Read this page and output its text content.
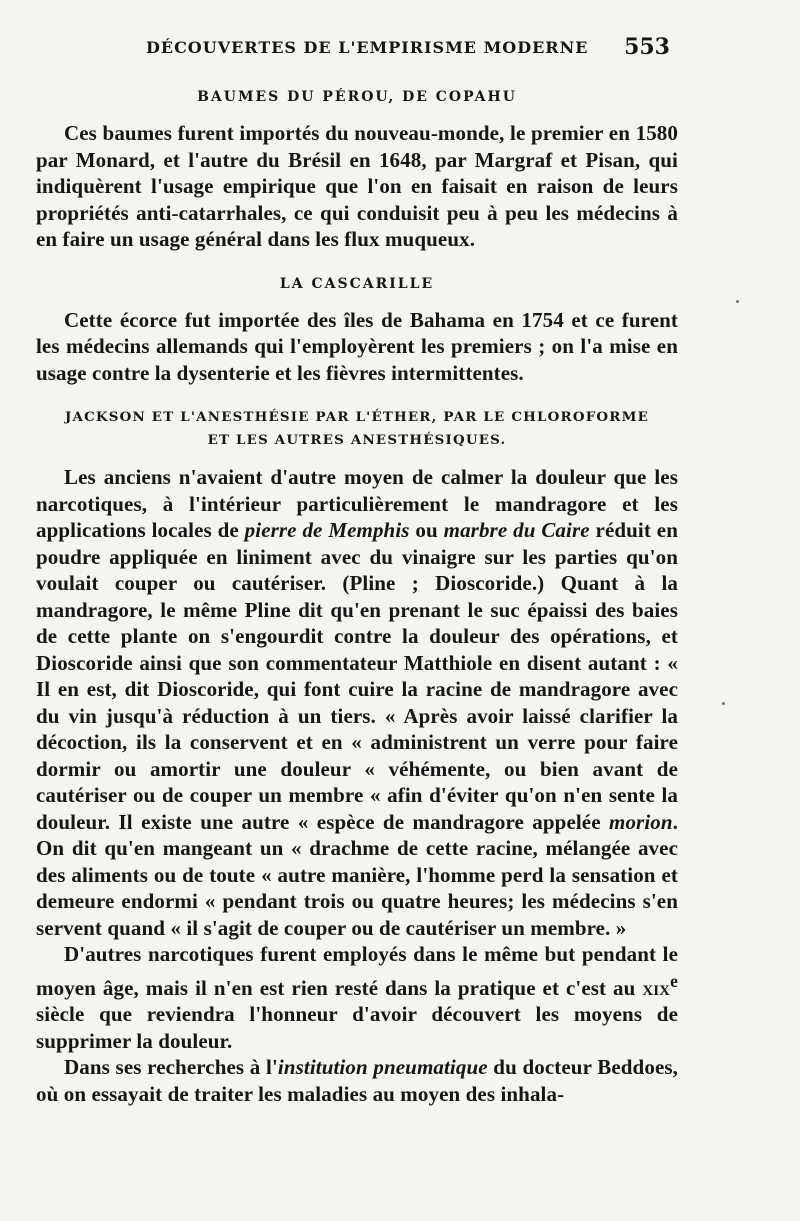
DÉCOUVERTES DE L'EMPIRISME MODERNE 553
BAUMES DU PÉROU, DE COPAHU

Ces baumes furent importés du nouveau-monde, le premier en 1580 par Monard, et l'autre du Brésil en 1648, par Margraf et Pisan, qui indiquèrent l'usage empirique que l'on en faisait en raison de leurs propriétés anti-catarrhales, ce qui conduisit peu à peu les médecins à en faire un usage général dans les flux muqueux.

LA CASCARILLE

Cette écorce fut importée des îles de Bahama en 1754 et ce furent les médecins allemands qui l'employèrent les premiers ; on l'a mise en usage contre la dysenterie et les fièvres intermittentes.

JACKSON ET L'ANESTHÉSIE PAR L'ÉTHER, PAR LE CHLOROFORME
ET LES AUTRES ANESTHÉSIQUES.

Les anciens n'avaient d'autre moyen de calmer la douleur que les narcotiques, à l'intérieur particulièrement le mandragore et les applications locales de pierre de Memphis ou marbre du Caire réduit en poudre appliquée en liniment avec du vinaigre sur les parties qu'on voulait couper ou cautériser. (Pline ; Dioscoride.) Quant à la mandragore, le même Pline dit qu'en prenant le suc épaissi des baies de cette plante on s'engourdit contre la douleur des opérations, et Dioscoride ainsi que son commentateur Matthiole en disent autant : « Il en est, dit Dioscoride, qui font cuire la racine de mandragore avec du vin jusqu'à réduction à un tiers. « Après avoir laissé clarifier la décoction, ils la conservent et en « administrent un verre pour faire dormir ou amortir une douleur « véhémente, ou bien avant de cautériser ou de couper un membre « afin d'éviter qu'on n'en sente la douleur. Il existe une autre « espèce de mandragore appelée morion. On dit qu'en mangeant un « drachme de cette racine, mélangée avec des aliments ou de toute « autre manière, l'homme perd la sensation et demeure endormi « pendant trois ou quatre heures; les médecins s'en servent quand « il s'agit de couper ou de cautériser un membre. »

D'autres narcotiques furent employés dans le même but pendant le moyen âge, mais il n'en est rien resté dans la pratique et c'est au xix$^e$ siècle que reviendra l'honneur d'avoir découvert les moyens de supprimer la douleur.

Dans ses recherches à l'institution pneumatique du docteur Beddoes, où on essayait de traiter les maladies au moyen des inhala-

********************

Set task | Make an exact copy of every record, pictures excluded.

Solution to this exercise |
Read this page and output its text content.
DÉCOUVERTES DE L'EMPIRISME MODERNE 553
BAUMES DU PÉROU, DE COPAHU

Ces baumes furent importés du nouveau-monde, le premier en 1580 par Monard, et l'autre du Brésil en 1648, par Margraf et Pisan, qui indiquèrent l'usage empirique que l'on en faisait en raison de leurs propriétés anti-catarrhales, ce qui conduisit peu à peu les médecins à en faire un usage général dans les flux muqueux.

LA CASCARILLE

Cette écorce fut importée des îles de Bahama en 1754 et ce furent les médecins allemands qui l'employèrent les premiers ; on l'a mise en usage contre la dysenterie et les fièvres intermittentes.

JACKSON ET L'ANESTHÉSIE PAR L'ÉTHER, PAR LE CHLOROFORME
ET LES AUTRES ANESTHÉSIQUES.

Les anciens n'avaient d'autre moyen de calmer la douleur que les narcotiques, à l'intérieur particulièrement le mandragore et les applications locales de pierre de Memphis ou marbre du Caire réduit en poudre appliquée en liniment avec du vinaigre sur les parties qu'on voulait couper ou cautériser. (Pline ; Dioscoride.) Quant à la mandragore, le même Pline dit qu'en prenant le suc épaissi des baies de cette plante on s'engourdit contre la douleur des opérations, et Dioscoride ainsi que son commentateur Matthiole en disent autant : « Il en est, dit Dioscoride, qui font cuire la racine de mandragore avec du vin jusqu'à réduction à un tiers. « Après avoir laissé clarifier la décoction, ils la conservent et en « administrent un verre pour faire dormir ou amortir une douleur « véhémente, ou bien avant de cautériser ou de couper un membre « afin d'éviter qu'on n'en sente la douleur. Il existe une autre « espèce de mandragore appelée morion. On dit qu'en mangeant un « drachme de cette racine, mélangée avec des aliments ou de toute « autre manière, l'homme perd la sensation et demeure endormi « pendant trois ou quatre heures; les médecins s'en servent quand « il s'agit de couper ou de cautériser un membre. »

D'autres narcotiques furent employés dans le même but pendant le moyen âge, mais il n'en est rien resté dans la pratique et c'est au xix$^e$ siècle que reviendra l'honneur d'avoir découvert les moyens de supprimer la douleur.

Dans ses recherches à l'institution pneumatique du docteur Beddoes, où on essayait de traiter les maladies au moyen des inhala-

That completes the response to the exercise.